* **Exercise goal**: Only a number is wanted: how many lines in the listing contain the word "text"?

Recorded data:
** START **

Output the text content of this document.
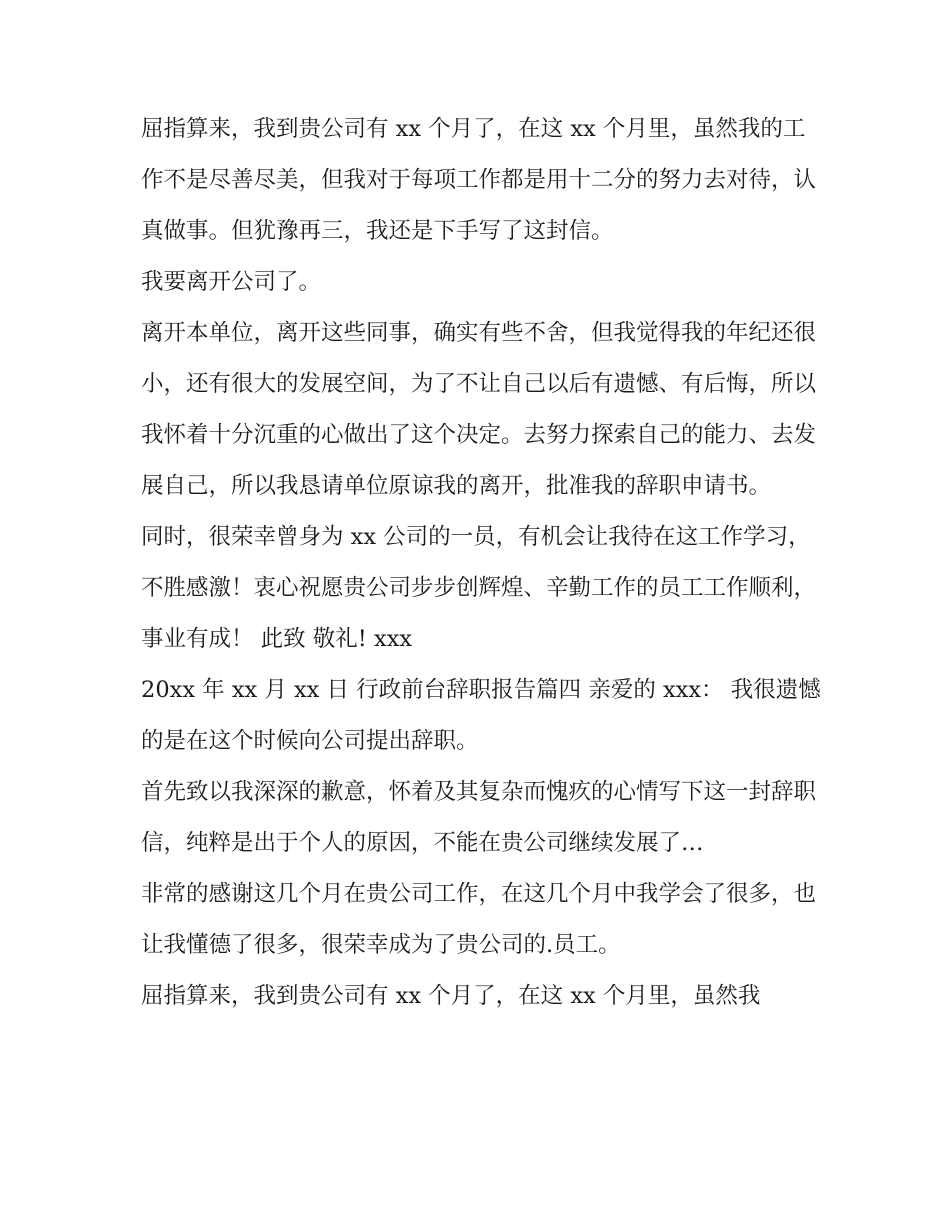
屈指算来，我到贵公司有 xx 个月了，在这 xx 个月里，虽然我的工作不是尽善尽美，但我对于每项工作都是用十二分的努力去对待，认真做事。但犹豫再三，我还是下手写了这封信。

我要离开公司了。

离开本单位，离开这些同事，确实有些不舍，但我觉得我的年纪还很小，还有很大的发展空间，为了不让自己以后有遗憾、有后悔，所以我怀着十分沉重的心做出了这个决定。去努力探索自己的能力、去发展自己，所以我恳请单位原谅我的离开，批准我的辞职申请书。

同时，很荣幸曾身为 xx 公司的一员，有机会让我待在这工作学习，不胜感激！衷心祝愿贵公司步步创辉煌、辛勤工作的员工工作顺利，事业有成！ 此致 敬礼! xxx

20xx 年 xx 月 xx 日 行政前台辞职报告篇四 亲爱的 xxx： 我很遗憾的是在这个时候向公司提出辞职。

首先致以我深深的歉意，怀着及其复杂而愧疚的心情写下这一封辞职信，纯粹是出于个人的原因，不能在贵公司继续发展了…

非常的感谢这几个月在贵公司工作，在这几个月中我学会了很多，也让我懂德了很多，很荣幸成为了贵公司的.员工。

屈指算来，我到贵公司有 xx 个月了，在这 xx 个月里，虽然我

** END **
** START **

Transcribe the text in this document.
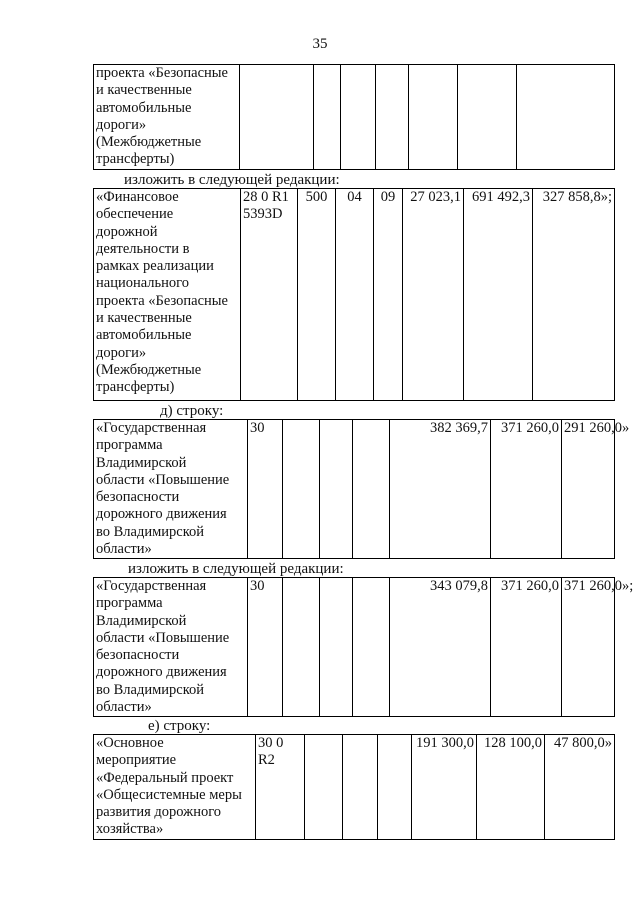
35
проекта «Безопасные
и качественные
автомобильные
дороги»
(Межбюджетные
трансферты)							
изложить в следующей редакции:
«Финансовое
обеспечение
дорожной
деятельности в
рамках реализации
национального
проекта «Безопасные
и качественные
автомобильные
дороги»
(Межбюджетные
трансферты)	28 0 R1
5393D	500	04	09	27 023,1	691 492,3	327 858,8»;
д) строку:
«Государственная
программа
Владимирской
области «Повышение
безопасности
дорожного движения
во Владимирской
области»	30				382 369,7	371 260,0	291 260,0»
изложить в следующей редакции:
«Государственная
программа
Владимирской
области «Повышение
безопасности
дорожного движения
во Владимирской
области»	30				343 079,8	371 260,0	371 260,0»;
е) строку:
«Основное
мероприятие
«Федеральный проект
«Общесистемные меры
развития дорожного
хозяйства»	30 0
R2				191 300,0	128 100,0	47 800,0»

** END **
** START **

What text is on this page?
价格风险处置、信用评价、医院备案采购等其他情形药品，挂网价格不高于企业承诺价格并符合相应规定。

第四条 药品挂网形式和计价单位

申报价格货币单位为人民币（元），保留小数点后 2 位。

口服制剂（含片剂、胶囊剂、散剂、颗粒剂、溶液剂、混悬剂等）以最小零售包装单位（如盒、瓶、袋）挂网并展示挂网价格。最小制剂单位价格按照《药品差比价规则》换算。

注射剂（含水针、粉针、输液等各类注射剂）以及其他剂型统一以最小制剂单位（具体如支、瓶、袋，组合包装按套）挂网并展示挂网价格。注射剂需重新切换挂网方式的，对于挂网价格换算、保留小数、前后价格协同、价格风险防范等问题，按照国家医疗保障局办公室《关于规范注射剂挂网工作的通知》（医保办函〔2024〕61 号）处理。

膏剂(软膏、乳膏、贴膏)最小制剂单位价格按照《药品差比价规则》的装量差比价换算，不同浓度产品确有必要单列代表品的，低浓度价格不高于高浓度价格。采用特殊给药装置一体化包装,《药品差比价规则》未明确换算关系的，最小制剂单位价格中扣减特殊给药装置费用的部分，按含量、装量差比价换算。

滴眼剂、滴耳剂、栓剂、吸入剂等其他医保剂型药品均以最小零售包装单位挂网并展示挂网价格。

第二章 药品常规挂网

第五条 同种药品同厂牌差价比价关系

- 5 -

** END **

* **Task output**: 3